Every line below should be copied exactly; drop the pictures.

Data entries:
◆ ◆ ◆
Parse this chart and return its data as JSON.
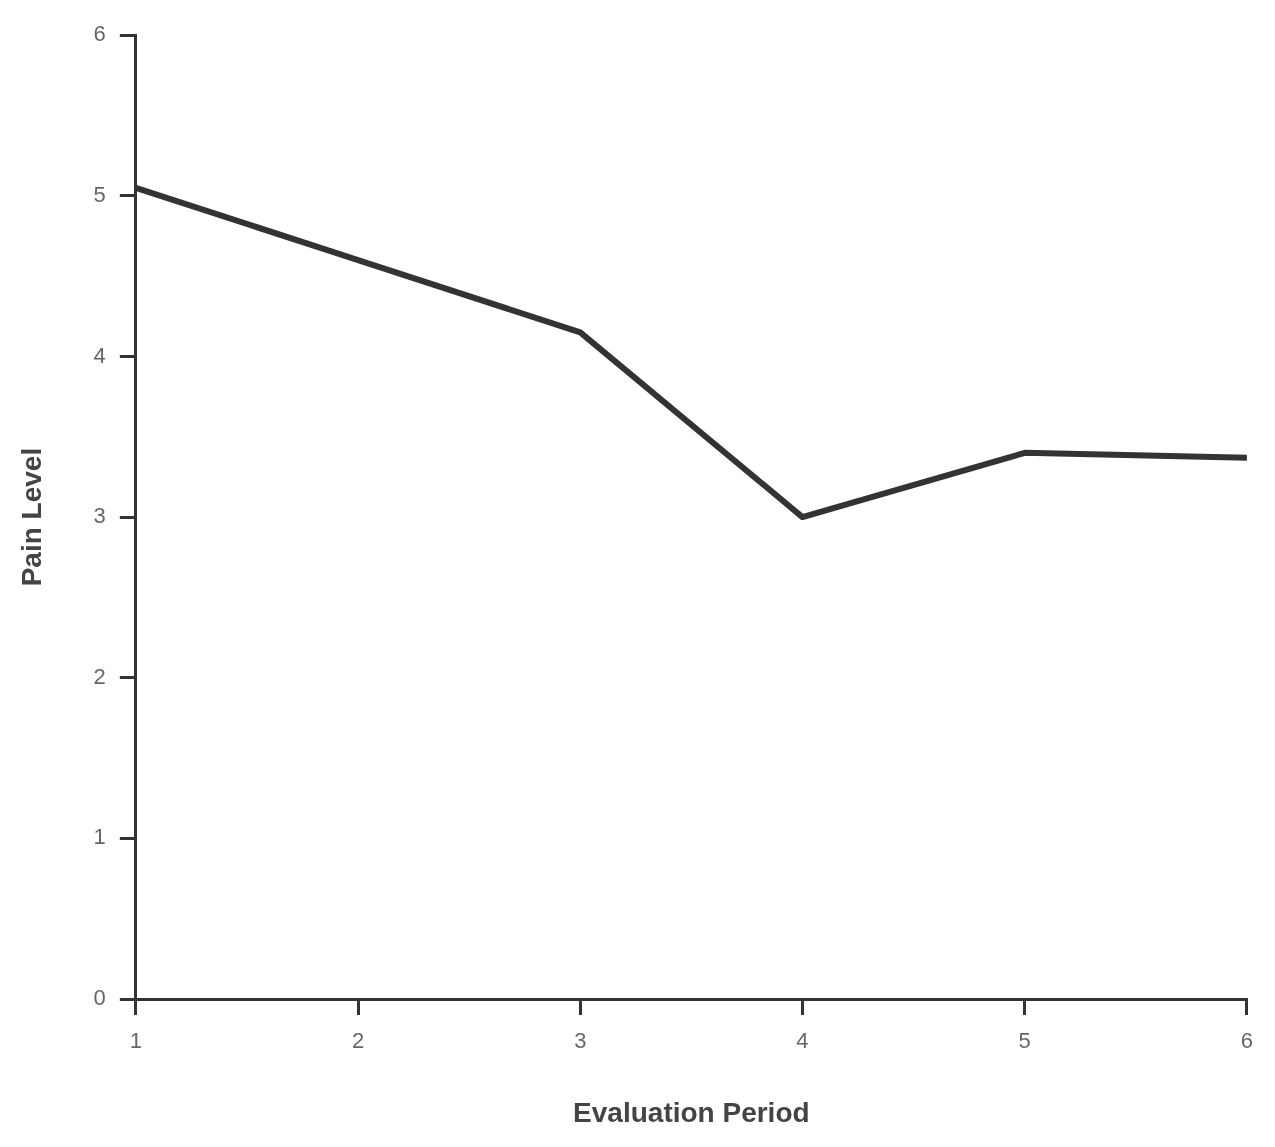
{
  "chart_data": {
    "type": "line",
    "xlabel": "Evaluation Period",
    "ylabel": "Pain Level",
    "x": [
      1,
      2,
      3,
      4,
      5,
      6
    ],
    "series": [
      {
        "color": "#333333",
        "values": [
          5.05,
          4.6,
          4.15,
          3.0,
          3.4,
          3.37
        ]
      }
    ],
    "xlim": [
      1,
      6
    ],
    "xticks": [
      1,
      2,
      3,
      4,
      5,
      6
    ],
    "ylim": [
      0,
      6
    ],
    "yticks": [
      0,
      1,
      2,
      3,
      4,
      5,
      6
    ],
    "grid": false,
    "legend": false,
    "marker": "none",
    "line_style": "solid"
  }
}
◆ ◆ ◆
Result for this exercise =
Parse this chart and return its data as JSON.
{
  "chart_data": {
    "type": "line",
    "xlabel": "Evaluation Period",
    "ylabel": "Pain Level",
    "x": [
      1,
      2,
      3,
      4,
      5,
      6
    ],
    "series": [
      {
        "color": "#333333",
        "values": [
          5.05,
          4.6,
          4.15,
          3.0,
          3.4,
          3.37
        ]
      }
    ],
    "xlim": [
      1,
      6
    ],
    "xticks": [
      1,
      2,
      3,
      4,
      5,
      6
    ],
    "ylim": [
      0,
      6
    ],
    "yticks": [
      0,
      1,
      2,
      3,
      4,
      5,
      6
    ],
    "grid": false,
    "legend": false,
    "marker": "none",
    "line_style": "solid"
  }
}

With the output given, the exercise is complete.